SHORT PROBLEM:
The entire listing is to be repeated verbatim.

----- SUPPLIED RECORDS

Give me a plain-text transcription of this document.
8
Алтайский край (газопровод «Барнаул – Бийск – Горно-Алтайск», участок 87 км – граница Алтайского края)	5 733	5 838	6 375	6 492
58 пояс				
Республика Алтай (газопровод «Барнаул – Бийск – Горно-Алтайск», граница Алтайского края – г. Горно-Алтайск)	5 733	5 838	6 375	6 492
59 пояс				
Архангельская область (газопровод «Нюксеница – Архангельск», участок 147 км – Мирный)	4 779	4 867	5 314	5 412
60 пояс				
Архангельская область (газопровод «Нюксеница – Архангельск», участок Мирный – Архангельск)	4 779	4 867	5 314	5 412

----------

CORRECT RESULT:
Give me a plain-text transcription of this document.
8
Алтайский край (газопровод «Барнаул – Бийск – Горно-Алтайск», участок 87 км – граница Алтайского края)	5 733	5 838	6 375	6 492
58 пояс				
Республика Алтай (газопровод «Барнаул – Бийск – Горно-Алтайск», граница Алтайского края – г. Горно-Алтайск)	5 733	5 838	6 375	6 492
59 пояс				
Архангельская область (газопровод «Нюксеница – Архангельск», участок 147 км – Мирный)	4 779	4 867	5 314	5 412
60 пояс				
Архангельская область (газопровод «Нюксеница – Архангельск», участок Мирный – Архангельск)	4 779	4 867	5 314	5 412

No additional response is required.